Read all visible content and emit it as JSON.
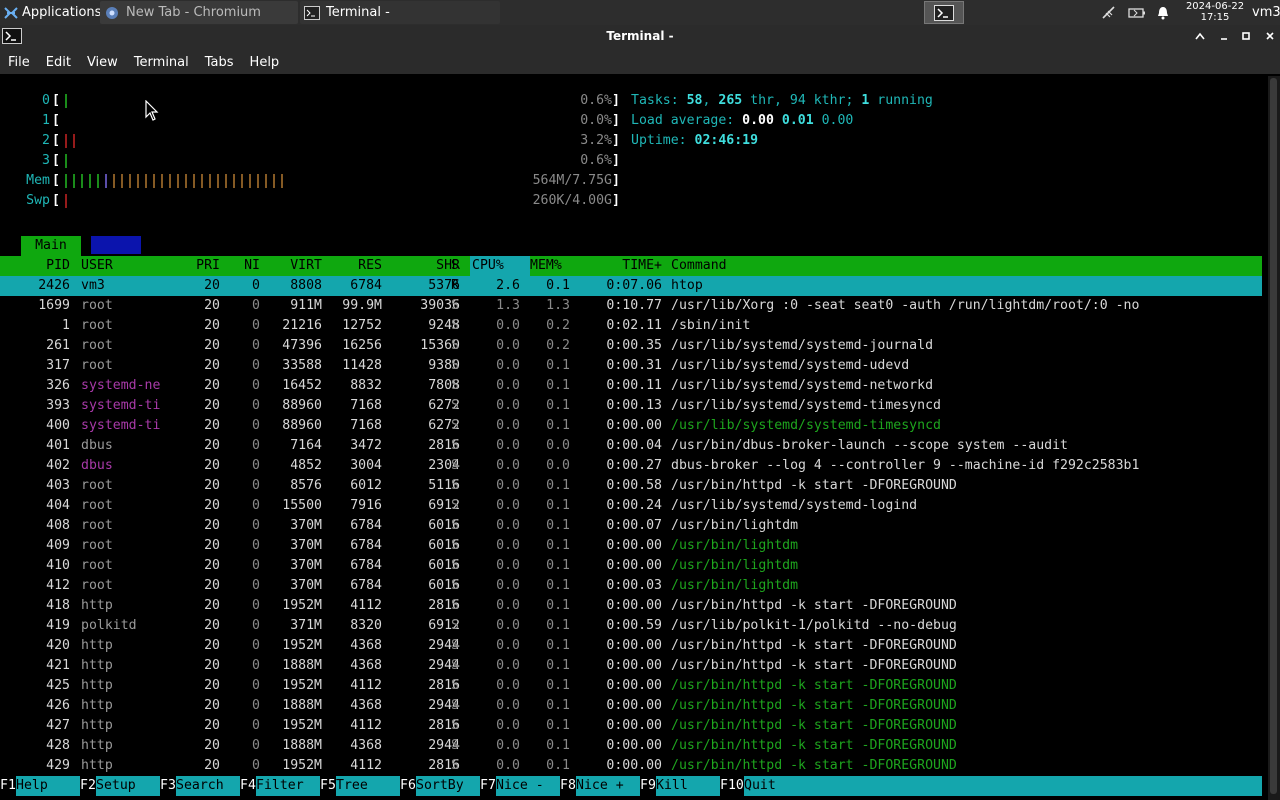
{
  "panel": {
    "apps_label": "Applications",
    "tasks": [
      {
        "label": "New Tab - Chromium"
      },
      {
        "label": "Terminal -"
      }
    ],
    "clock_date": "2024-06-22",
    "clock_time": "17:15",
    "user": "vm3"
  },
  "window": {
    "title": "Terminal -",
    "menu": [
      "File",
      "Edit",
      "View",
      "Terminal",
      "Tabs",
      "Help"
    ]
  },
  "htop": {
    "cpus": [
      {
        "id": "0",
        "pct": "0.6%"
      },
      {
        "id": "1",
        "pct": "0.0%"
      },
      {
        "id": "2",
        "pct": "3.2%"
      },
      {
        "id": "3",
        "pct": "0.6%"
      }
    ],
    "mem": {
      "label": "Mem",
      "value": "564M/7.75G"
    },
    "swp": {
      "label": "Swp",
      "value": "260K/4.00G"
    },
    "tasks_line": {
      "label": "Tasks:",
      "tasks": "58",
      "thr": "265",
      "thr_label": "thr,",
      "kthr": "94",
      "kthr_label": "kthr;",
      "running": "1",
      "running_label": "running"
    },
    "load_line": {
      "label": "Load average:",
      "l1": "0.00",
      "l5": "0.01",
      "l15": "0.00"
    },
    "uptime_line": {
      "label": "Uptime:",
      "value": "02:46:19"
    },
    "tab_main": "Main",
    "columns": [
      "PID",
      "USER",
      "PRI",
      "NI",
      "VIRT",
      "RES",
      "SHR",
      "S",
      "CPU%",
      "MEM%",
      "TIME+",
      "Command"
    ],
    "processes": [
      {
        "pid": "2426",
        "user": "vm3",
        "pri": "20",
        "ni": "0",
        "virt": "8808",
        "res": "6784",
        "shr": "5376",
        "s": "R",
        "cpu": "2.6",
        "mem": "0.1",
        "time": "0:07.06",
        "cmd": "htop"
      },
      {
        "pid": "1699",
        "user": "root",
        "pri": "20",
        "ni": "0",
        "virt": "911M",
        "res": "99.9M",
        "shr": "39036",
        "s": "S",
        "cpu": "1.3",
        "mem": "1.3",
        "time": "0:10.77",
        "cmd": "/usr/lib/Xorg :0 -seat seat0 -auth /run/lightdm/root/:0 -no"
      },
      {
        "pid": "1",
        "user": "root",
        "pri": "20",
        "ni": "0",
        "virt": "21216",
        "res": "12752",
        "shr": "9248",
        "s": "S",
        "cpu": "0.0",
        "mem": "0.2",
        "time": "0:02.11",
        "cmd": "/sbin/init"
      },
      {
        "pid": "261",
        "user": "root",
        "pri": "20",
        "ni": "0",
        "virt": "47396",
        "res": "16256",
        "shr": "15360",
        "s": "S",
        "cpu": "0.0",
        "mem": "0.2",
        "time": "0:00.35",
        "cmd": "/usr/lib/systemd/systemd-journald"
      },
      {
        "pid": "317",
        "user": "root",
        "pri": "20",
        "ni": "0",
        "virt": "33588",
        "res": "11428",
        "shr": "9380",
        "s": "S",
        "cpu": "0.0",
        "mem": "0.1",
        "time": "0:00.31",
        "cmd": "/usr/lib/systemd/systemd-udevd"
      },
      {
        "pid": "326",
        "user": "systemd-ne",
        "pri": "20",
        "ni": "0",
        "virt": "16452",
        "res": "8832",
        "shr": "7808",
        "s": "S",
        "cpu": "0.0",
        "mem": "0.1",
        "time": "0:00.11",
        "cmd": "/usr/lib/systemd/systemd-networkd"
      },
      {
        "pid": "393",
        "user": "systemd-ti",
        "pri": "20",
        "ni": "0",
        "virt": "88960",
        "res": "7168",
        "shr": "6272",
        "s": "S",
        "cpu": "0.0",
        "mem": "0.1",
        "time": "0:00.13",
        "cmd": "/usr/lib/systemd/systemd-timesyncd"
      },
      {
        "pid": "400",
        "user": "systemd-ti",
        "pri": "20",
        "ni": "0",
        "virt": "88960",
        "res": "7168",
        "shr": "6272",
        "s": "S",
        "cpu": "0.0",
        "mem": "0.1",
        "time": "0:00.00",
        "cmd": "/usr/lib/systemd/systemd-timesyncd"
      },
      {
        "pid": "401",
        "user": "dbus",
        "pri": "20",
        "ni": "0",
        "virt": "7164",
        "res": "3472",
        "shr": "2816",
        "s": "S",
        "cpu": "0.0",
        "mem": "0.0",
        "time": "0:00.04",
        "cmd": "/usr/bin/dbus-broker-launch --scope system --audit"
      },
      {
        "pid": "402",
        "user": "dbus",
        "pri": "20",
        "ni": "0",
        "virt": "4852",
        "res": "3004",
        "shr": "2304",
        "s": "S",
        "cpu": "0.0",
        "mem": "0.0",
        "time": "0:00.27",
        "cmd": "dbus-broker --log 4 --controller 9 --machine-id f292c2583b1"
      },
      {
        "pid": "403",
        "user": "root",
        "pri": "20",
        "ni": "0",
        "virt": "8576",
        "res": "6012",
        "shr": "5116",
        "s": "S",
        "cpu": "0.0",
        "mem": "0.1",
        "time": "0:00.58",
        "cmd": "/usr/bin/httpd -k start -DFOREGROUND"
      },
      {
        "pid": "404",
        "user": "root",
        "pri": "20",
        "ni": "0",
        "virt": "15500",
        "res": "7916",
        "shr": "6912",
        "s": "S",
        "cpu": "0.0",
        "mem": "0.1",
        "time": "0:00.24",
        "cmd": "/usr/lib/systemd/systemd-logind"
      },
      {
        "pid": "408",
        "user": "root",
        "pri": "20",
        "ni": "0",
        "virt": "370M",
        "res": "6784",
        "shr": "6016",
        "s": "S",
        "cpu": "0.0",
        "mem": "0.1",
        "time": "0:00.07",
        "cmd": "/usr/bin/lightdm"
      },
      {
        "pid": "409",
        "user": "root",
        "pri": "20",
        "ni": "0",
        "virt": "370M",
        "res": "6784",
        "shr": "6016",
        "s": "S",
        "cpu": "0.0",
        "mem": "0.1",
        "time": "0:00.00",
        "cmd": "/usr/bin/lightdm"
      },
      {
        "pid": "410",
        "user": "root",
        "pri": "20",
        "ni": "0",
        "virt": "370M",
        "res": "6784",
        "shr": "6016",
        "s": "S",
        "cpu": "0.0",
        "mem": "0.1",
        "time": "0:00.00",
        "cmd": "/usr/bin/lightdm"
      },
      {
        "pid": "412",
        "user": "root",
        "pri": "20",
        "ni": "0",
        "virt": "370M",
        "res": "6784",
        "shr": "6016",
        "s": "S",
        "cpu": "0.0",
        "mem": "0.1",
        "time": "0:00.03",
        "cmd": "/usr/bin/lightdm"
      },
      {
        "pid": "418",
        "user": "http",
        "pri": "20",
        "ni": "0",
        "virt": "1952M",
        "res": "4112",
        "shr": "2816",
        "s": "S",
        "cpu": "0.0",
        "mem": "0.1",
        "time": "0:00.00",
        "cmd": "/usr/bin/httpd -k start -DFOREGROUND"
      },
      {
        "pid": "419",
        "user": "polkitd",
        "pri": "20",
        "ni": "0",
        "virt": "371M",
        "res": "8320",
        "shr": "6912",
        "s": "S",
        "cpu": "0.0",
        "mem": "0.1",
        "time": "0:00.59",
        "cmd": "/usr/lib/polkit-1/polkitd --no-debug"
      },
      {
        "pid": "420",
        "user": "http",
        "pri": "20",
        "ni": "0",
        "virt": "1952M",
        "res": "4368",
        "shr": "2944",
        "s": "S",
        "cpu": "0.0",
        "mem": "0.1",
        "time": "0:00.00",
        "cmd": "/usr/bin/httpd -k start -DFOREGROUND"
      },
      {
        "pid": "421",
        "user": "http",
        "pri": "20",
        "ni": "0",
        "virt": "1888M",
        "res": "4368",
        "shr": "2944",
        "s": "S",
        "cpu": "0.0",
        "mem": "0.1",
        "time": "0:00.00",
        "cmd": "/usr/bin/httpd -k start -DFOREGROUND"
      },
      {
        "pid": "425",
        "user": "http",
        "pri": "20",
        "ni": "0",
        "virt": "1952M",
        "res": "4112",
        "shr": "2816",
        "s": "S",
        "cpu": "0.0",
        "mem": "0.1",
        "time": "0:00.00",
        "cmd": "/usr/bin/httpd -k start -DFOREGROUND"
      },
      {
        "pid": "426",
        "user": "http",
        "pri": "20",
        "ni": "0",
        "virt": "1888M",
        "res": "4368",
        "shr": "2944",
        "s": "S",
        "cpu": "0.0",
        "mem": "0.1",
        "time": "0:00.00",
        "cmd": "/usr/bin/httpd -k start -DFOREGROUND"
      },
      {
        "pid": "427",
        "user": "http",
        "pri": "20",
        "ni": "0",
        "virt": "1952M",
        "res": "4112",
        "shr": "2816",
        "s": "S",
        "cpu": "0.0",
        "mem": "0.1",
        "time": "0:00.00",
        "cmd": "/usr/bin/httpd -k start -DFOREGROUND"
      },
      {
        "pid": "428",
        "user": "http",
        "pri": "20",
        "ni": "0",
        "virt": "1888M",
        "res": "4368",
        "shr": "2944",
        "s": "S",
        "cpu": "0.0",
        "mem": "0.1",
        "time": "0:00.00",
        "cmd": "/usr/bin/httpd -k start -DFOREGROUND"
      },
      {
        "pid": "429",
        "user": "http",
        "pri": "20",
        "ni": "0",
        "virt": "1952M",
        "res": "4112",
        "shr": "2816",
        "s": "S",
        "cpu": "0.0",
        "mem": "0.1",
        "time": "0:00.00",
        "cmd": "/usr/bin/httpd -k start -DFOREGROUND"
      }
    ],
    "fkeys": [
      {
        "key": "F1",
        "label": "Help"
      },
      {
        "key": "F2",
        "label": "Setup"
      },
      {
        "key": "F3",
        "label": "Search"
      },
      {
        "key": "F4",
        "label": "Filter"
      },
      {
        "key": "F5",
        "label": "Tree"
      },
      {
        "key": "F6",
        "label": "SortBy"
      },
      {
        "key": "F7",
        "label": "Nice -"
      },
      {
        "key": "F8",
        "label": "Nice +"
      },
      {
        "key": "F9",
        "label": "Kill"
      },
      {
        "key": "F10",
        "label": "Quit"
      }
    ]
  },
  "colors": {
    "header_green": "#0fa80f",
    "selection_cyan": "#14a6ad",
    "user_magenta": "#9c2f9c",
    "thread_green": "#1ea51e"
  }
}
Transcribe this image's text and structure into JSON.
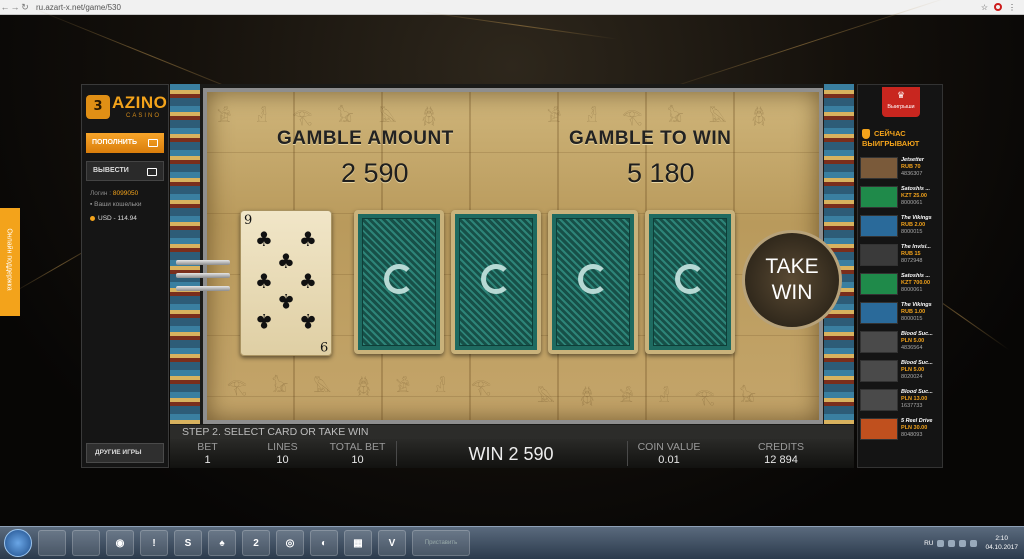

------------------------------------

What the task asks =
Find how many lines of the entries contain "value". Respond with the number only.

Task response =
3